Data items:
———

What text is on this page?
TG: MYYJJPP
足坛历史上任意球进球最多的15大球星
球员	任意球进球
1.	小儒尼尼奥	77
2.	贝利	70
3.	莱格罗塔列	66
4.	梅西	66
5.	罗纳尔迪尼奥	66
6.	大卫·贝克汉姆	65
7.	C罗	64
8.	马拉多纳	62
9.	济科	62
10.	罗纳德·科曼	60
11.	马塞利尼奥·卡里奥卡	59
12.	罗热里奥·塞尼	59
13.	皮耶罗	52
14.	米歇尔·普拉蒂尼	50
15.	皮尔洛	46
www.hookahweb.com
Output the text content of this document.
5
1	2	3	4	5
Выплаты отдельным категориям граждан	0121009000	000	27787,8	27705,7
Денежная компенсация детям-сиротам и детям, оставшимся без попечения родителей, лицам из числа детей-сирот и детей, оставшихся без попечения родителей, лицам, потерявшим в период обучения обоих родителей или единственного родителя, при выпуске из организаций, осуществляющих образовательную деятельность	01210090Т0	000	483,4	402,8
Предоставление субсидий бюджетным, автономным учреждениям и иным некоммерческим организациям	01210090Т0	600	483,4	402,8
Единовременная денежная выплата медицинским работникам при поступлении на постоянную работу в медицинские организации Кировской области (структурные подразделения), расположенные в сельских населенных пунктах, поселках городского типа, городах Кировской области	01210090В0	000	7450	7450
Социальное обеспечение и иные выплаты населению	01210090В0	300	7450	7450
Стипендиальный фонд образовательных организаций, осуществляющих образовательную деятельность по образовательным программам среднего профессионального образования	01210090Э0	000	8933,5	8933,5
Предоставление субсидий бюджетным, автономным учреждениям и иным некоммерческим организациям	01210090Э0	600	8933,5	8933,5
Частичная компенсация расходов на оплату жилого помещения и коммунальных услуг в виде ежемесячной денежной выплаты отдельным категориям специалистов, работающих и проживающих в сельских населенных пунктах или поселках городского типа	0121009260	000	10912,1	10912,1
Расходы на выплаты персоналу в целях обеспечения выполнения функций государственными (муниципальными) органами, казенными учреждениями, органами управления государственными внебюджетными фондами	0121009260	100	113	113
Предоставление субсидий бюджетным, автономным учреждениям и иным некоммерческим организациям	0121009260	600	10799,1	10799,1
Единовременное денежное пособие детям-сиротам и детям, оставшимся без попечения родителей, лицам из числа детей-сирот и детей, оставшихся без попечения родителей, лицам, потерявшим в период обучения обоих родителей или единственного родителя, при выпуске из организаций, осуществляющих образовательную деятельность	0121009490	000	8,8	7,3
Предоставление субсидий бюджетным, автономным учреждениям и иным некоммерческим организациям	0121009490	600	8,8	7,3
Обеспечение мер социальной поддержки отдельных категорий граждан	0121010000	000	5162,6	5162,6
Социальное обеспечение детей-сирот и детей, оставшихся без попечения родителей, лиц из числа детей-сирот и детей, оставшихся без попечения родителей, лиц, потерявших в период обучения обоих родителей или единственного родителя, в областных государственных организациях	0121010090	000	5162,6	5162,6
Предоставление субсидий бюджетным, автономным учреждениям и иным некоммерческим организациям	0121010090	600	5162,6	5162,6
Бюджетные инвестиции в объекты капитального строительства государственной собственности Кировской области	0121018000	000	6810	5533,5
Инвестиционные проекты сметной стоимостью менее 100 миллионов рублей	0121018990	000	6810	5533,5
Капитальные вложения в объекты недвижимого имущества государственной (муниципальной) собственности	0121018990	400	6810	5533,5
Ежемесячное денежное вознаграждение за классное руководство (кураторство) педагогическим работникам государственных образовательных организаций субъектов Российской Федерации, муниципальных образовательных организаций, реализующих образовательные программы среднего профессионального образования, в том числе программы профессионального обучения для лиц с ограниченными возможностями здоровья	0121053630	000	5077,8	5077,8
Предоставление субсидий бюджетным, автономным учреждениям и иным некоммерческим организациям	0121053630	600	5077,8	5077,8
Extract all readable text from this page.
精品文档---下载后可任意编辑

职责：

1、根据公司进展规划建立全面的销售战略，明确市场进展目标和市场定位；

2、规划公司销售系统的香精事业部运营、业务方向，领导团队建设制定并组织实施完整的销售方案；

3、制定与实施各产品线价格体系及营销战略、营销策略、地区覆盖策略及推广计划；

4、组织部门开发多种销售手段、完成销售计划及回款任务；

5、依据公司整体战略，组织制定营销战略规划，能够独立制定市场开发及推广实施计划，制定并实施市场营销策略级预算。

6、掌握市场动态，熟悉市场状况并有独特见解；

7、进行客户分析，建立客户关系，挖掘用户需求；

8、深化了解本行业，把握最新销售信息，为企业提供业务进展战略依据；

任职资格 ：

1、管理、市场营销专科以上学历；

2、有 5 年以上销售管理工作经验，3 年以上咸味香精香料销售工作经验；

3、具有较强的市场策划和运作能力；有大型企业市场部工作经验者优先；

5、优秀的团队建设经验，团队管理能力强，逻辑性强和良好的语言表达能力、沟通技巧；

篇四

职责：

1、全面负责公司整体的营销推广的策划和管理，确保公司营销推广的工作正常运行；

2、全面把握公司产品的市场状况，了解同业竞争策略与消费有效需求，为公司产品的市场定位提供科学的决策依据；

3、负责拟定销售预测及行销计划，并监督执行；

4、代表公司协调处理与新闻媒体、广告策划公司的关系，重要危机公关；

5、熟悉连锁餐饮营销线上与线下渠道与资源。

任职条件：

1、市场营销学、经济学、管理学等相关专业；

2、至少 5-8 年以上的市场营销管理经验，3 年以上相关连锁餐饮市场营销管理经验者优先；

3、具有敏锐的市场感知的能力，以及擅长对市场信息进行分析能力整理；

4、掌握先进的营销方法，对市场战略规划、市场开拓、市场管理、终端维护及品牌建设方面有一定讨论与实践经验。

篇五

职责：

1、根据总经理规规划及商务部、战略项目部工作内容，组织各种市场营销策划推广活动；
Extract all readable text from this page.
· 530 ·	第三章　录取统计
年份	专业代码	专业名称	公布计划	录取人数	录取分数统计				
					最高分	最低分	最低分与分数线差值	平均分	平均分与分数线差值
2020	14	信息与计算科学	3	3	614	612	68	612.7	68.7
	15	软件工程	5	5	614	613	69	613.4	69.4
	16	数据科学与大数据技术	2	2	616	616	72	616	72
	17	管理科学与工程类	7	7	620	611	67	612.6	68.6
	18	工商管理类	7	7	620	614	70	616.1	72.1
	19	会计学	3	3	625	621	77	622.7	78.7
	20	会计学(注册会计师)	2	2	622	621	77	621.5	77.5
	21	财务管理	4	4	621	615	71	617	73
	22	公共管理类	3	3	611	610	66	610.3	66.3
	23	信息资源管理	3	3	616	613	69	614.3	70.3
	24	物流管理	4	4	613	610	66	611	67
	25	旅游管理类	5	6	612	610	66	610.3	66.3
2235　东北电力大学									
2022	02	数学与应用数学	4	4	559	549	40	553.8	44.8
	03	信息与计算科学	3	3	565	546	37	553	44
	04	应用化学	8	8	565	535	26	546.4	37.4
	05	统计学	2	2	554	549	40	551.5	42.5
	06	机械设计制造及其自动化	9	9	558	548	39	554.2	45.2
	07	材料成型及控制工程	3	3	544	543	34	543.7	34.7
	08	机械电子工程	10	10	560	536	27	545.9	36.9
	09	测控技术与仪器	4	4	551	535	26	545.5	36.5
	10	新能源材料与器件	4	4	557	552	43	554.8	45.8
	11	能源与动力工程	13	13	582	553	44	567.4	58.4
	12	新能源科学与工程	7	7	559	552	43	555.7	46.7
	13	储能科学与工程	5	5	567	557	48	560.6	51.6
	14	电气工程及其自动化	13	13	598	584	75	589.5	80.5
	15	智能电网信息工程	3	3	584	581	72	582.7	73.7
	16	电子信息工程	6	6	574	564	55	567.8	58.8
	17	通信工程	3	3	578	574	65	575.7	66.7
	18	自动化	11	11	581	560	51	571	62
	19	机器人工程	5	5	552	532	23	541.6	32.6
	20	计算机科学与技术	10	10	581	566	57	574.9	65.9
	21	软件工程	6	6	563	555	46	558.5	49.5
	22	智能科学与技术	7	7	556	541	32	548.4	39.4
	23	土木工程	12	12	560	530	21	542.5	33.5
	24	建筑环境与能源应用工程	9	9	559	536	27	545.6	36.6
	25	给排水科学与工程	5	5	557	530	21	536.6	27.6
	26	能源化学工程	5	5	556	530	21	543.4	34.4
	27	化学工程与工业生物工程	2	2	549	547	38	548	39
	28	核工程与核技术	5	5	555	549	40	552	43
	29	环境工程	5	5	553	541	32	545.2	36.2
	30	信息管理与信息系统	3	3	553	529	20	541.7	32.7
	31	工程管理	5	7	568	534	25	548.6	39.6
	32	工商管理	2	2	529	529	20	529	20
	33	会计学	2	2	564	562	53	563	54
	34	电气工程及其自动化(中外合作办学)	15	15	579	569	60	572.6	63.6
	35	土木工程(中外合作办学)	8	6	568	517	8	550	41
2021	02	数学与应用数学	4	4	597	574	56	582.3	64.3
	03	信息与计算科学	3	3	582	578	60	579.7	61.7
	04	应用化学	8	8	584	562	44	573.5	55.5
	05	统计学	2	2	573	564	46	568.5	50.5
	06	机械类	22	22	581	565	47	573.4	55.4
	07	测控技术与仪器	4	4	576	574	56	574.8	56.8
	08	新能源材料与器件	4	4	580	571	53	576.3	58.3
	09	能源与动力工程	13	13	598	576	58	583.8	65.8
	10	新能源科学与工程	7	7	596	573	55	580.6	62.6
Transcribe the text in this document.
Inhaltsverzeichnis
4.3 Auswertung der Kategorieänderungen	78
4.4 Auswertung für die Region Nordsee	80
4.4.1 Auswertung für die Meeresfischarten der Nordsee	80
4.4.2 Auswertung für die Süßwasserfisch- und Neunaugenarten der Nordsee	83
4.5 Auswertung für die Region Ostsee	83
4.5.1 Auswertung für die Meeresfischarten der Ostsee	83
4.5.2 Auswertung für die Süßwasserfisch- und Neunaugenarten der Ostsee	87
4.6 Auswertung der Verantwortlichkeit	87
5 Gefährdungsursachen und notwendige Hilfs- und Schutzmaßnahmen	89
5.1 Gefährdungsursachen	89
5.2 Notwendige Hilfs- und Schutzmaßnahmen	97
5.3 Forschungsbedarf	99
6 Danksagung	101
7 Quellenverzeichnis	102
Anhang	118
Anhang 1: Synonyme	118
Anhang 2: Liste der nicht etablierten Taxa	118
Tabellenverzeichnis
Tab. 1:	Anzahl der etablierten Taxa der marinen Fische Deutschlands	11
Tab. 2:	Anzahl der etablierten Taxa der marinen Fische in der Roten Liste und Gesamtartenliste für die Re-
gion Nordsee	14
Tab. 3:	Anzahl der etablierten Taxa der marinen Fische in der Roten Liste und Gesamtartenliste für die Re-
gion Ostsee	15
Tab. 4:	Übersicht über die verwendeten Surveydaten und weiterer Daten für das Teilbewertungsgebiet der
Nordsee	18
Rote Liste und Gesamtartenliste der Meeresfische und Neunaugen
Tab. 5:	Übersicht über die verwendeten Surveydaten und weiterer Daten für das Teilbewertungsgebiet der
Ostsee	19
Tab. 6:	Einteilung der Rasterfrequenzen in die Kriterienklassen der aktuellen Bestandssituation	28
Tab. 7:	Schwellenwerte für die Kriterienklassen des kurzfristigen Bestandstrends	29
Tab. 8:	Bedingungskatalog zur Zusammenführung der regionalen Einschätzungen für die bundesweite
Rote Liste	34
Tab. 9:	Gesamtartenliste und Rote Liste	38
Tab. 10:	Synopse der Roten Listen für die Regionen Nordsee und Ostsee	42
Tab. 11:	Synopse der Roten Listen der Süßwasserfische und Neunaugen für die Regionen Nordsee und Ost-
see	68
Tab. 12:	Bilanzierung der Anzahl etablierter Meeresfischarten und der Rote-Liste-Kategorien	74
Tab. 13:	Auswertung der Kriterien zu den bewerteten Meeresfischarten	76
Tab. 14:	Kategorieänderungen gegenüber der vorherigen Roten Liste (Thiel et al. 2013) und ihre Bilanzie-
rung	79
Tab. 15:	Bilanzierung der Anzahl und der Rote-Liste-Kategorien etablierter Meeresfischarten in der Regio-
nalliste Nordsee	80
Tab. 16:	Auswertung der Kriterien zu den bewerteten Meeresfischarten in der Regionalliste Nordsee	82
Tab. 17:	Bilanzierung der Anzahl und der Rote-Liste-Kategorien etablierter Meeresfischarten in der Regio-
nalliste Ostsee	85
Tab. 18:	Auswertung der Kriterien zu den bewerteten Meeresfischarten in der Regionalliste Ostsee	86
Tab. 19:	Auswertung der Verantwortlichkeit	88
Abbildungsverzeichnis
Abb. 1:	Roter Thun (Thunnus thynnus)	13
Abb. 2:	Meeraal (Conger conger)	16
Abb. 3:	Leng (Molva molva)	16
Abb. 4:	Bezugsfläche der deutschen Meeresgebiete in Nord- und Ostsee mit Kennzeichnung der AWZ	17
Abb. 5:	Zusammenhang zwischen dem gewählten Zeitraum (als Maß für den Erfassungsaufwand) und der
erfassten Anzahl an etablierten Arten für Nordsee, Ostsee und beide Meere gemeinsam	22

———

SET EXERCISE:
From the listing above, collect every line that mentions the word "document".

THE RESULT:
Output the text content of this document.
Transcribe the text in this document.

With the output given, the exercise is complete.